Input records
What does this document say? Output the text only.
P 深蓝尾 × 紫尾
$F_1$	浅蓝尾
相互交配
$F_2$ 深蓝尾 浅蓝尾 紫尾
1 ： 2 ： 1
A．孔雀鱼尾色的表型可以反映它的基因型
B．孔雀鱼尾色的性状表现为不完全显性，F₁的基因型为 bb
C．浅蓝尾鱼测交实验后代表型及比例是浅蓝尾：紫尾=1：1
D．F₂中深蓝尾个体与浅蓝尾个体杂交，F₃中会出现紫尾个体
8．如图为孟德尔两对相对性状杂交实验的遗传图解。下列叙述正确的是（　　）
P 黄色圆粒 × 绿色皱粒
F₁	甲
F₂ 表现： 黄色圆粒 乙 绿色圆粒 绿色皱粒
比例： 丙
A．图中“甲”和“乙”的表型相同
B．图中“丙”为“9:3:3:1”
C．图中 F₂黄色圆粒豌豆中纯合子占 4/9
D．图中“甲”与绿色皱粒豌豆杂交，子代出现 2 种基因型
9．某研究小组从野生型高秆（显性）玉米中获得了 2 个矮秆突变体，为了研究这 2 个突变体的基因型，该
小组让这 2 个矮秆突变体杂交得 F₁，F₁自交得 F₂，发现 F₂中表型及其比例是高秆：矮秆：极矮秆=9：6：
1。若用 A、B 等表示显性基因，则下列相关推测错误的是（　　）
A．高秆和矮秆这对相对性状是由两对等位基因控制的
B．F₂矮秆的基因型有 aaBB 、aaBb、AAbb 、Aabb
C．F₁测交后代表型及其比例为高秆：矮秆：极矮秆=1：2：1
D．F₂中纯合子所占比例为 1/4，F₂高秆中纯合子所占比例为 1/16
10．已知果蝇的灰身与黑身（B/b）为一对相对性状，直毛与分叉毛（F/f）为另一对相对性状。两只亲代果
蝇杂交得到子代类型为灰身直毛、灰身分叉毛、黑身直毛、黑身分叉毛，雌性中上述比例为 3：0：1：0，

What is expected
Quote every record above exactly.

Written reply
What does this document say? Output the text only.
P 深蓝尾 × 紫尾
$F_1$	浅蓝尾
相互交配
$F_2$ 深蓝尾 浅蓝尾 紫尾
1 ： 2 ： 1
A．孔雀鱼尾色的表型可以反映它的基因型
B．孔雀鱼尾色的性状表现为不完全显性，F₁的基因型为 bb
C．浅蓝尾鱼测交实验后代表型及比例是浅蓝尾：紫尾=1：1
D．F₂中深蓝尾个体与浅蓝尾个体杂交，F₃中会出现紫尾个体
8．如图为孟德尔两对相对性状杂交实验的遗传图解。下列叙述正确的是（　　）
P 黄色圆粒 × 绿色皱粒
F₁	甲
F₂ 表现： 黄色圆粒 乙 绿色圆粒 绿色皱粒
比例： 丙
A．图中“甲”和“乙”的表型相同
B．图中“丙”为“9:3:3:1”
C．图中 F₂黄色圆粒豌豆中纯合子占 4/9
D．图中“甲”与绿色皱粒豌豆杂交，子代出现 2 种基因型
9．某研究小组从野生型高秆（显性）玉米中获得了 2 个矮秆突变体，为了研究这 2 个突变体的基因型，该
小组让这 2 个矮秆突变体杂交得 F₁，F₁自交得 F₂，发现 F₂中表型及其比例是高秆：矮秆：极矮秆=9：6：
1。若用 A、B 等表示显性基因，则下列相关推测错误的是（　　）
A．高秆和矮秆这对相对性状是由两对等位基因控制的
B．F₂矮秆的基因型有 aaBB 、aaBb、AAbb 、Aabb
C．F₁测交后代表型及其比例为高秆：矮秆：极矮秆=1：2：1
D．F₂中纯合子所占比例为 1/4，F₂高秆中纯合子所占比例为 1/16
10．已知果蝇的灰身与黑身（B/b）为一对相对性状，直毛与分叉毛（F/f）为另一对相对性状。两只亲代果
蝇杂交得到子代类型为灰身直毛、灰身分叉毛、黑身直毛、黑身分叉毛，雌性中上述比例为 3：0：1：0，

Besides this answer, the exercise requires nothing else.